Required work » Copy every line in the records below that contains the word "this".

[Dataset listings of figures]

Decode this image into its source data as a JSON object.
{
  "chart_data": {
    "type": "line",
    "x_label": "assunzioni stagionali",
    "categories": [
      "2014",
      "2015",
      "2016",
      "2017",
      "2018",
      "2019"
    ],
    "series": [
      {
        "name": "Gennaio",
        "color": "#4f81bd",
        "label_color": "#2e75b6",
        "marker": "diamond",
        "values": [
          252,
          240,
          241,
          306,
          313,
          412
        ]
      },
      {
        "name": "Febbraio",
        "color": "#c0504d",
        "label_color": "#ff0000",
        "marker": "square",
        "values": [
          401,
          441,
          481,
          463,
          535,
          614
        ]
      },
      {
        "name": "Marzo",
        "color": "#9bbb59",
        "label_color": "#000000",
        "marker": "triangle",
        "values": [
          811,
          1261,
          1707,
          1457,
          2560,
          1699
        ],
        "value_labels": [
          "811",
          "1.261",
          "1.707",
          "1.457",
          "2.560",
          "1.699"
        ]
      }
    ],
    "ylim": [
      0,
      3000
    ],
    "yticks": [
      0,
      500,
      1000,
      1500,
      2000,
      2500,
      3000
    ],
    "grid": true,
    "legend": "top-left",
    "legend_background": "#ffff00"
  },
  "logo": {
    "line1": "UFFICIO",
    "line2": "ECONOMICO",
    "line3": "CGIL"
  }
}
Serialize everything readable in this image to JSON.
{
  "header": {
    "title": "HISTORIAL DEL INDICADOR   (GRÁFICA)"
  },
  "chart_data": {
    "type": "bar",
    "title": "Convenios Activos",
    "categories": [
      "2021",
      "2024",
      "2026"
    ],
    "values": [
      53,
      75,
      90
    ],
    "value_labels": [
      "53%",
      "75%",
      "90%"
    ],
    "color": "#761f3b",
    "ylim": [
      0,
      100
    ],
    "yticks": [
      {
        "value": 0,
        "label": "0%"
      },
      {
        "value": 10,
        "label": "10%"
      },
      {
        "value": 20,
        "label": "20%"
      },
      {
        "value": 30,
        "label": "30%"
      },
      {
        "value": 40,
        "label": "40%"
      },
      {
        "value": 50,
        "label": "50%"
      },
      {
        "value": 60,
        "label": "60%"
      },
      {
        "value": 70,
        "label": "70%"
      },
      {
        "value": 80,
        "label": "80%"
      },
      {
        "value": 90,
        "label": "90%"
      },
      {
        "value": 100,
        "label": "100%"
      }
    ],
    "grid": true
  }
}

Task answer »
Decode this image into its source data as a JSON object.
Serialize everything readable in this image to JSON.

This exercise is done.